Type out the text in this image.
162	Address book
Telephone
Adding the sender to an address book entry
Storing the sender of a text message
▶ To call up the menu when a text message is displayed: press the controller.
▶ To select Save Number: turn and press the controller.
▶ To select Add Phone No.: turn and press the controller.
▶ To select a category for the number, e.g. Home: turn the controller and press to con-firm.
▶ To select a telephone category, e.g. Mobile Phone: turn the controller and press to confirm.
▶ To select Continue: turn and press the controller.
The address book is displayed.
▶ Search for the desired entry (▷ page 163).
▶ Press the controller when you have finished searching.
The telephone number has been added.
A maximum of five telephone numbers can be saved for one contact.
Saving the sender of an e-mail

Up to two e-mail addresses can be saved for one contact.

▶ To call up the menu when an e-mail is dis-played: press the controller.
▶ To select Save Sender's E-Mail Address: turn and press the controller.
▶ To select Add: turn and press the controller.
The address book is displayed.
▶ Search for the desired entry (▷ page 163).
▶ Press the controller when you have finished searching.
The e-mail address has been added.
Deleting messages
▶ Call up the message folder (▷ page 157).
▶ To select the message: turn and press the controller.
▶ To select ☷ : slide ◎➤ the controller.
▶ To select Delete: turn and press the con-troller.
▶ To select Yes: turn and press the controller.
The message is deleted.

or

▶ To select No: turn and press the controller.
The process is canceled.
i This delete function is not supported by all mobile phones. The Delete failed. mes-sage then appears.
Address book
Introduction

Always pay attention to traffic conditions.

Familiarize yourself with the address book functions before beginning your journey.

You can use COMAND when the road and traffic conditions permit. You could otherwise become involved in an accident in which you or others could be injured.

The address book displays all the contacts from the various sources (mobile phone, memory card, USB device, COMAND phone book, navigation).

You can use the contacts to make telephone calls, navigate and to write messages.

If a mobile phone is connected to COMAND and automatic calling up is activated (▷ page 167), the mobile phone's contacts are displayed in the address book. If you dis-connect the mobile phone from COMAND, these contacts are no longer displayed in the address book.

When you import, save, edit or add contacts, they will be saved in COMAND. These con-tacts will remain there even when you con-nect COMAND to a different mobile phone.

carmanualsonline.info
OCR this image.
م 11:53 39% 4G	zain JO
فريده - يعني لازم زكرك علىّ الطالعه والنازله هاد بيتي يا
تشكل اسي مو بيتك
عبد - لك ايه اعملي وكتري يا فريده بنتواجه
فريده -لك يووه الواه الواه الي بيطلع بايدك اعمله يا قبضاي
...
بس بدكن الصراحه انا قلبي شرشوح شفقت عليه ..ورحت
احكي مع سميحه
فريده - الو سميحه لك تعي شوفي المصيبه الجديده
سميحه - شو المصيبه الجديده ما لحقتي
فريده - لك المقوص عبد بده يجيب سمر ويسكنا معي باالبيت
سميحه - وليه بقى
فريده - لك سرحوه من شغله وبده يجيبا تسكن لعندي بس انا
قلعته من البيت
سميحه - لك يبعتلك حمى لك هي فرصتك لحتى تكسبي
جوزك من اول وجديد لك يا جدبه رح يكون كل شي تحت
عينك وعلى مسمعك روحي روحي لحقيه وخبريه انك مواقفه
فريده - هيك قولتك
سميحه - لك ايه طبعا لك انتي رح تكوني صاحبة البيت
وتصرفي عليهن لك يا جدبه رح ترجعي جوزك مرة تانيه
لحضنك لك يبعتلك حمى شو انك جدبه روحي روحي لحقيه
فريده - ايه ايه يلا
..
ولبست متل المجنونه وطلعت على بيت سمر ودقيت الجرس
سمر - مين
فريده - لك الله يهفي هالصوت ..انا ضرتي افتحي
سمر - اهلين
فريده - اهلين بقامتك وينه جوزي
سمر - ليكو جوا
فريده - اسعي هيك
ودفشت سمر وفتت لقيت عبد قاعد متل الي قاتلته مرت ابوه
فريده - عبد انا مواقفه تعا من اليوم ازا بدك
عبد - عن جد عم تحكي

→ Problem requirements
Extract every line containing the string "يبعتلك" from the data above.

→ Solution to the exercise
سميحه - لك يبعتلك حمى لك هي فرصتك لحتى تكسبي
لحضنك لك يبعتلك حمى شو انك جدبه روحي روحي لحقيه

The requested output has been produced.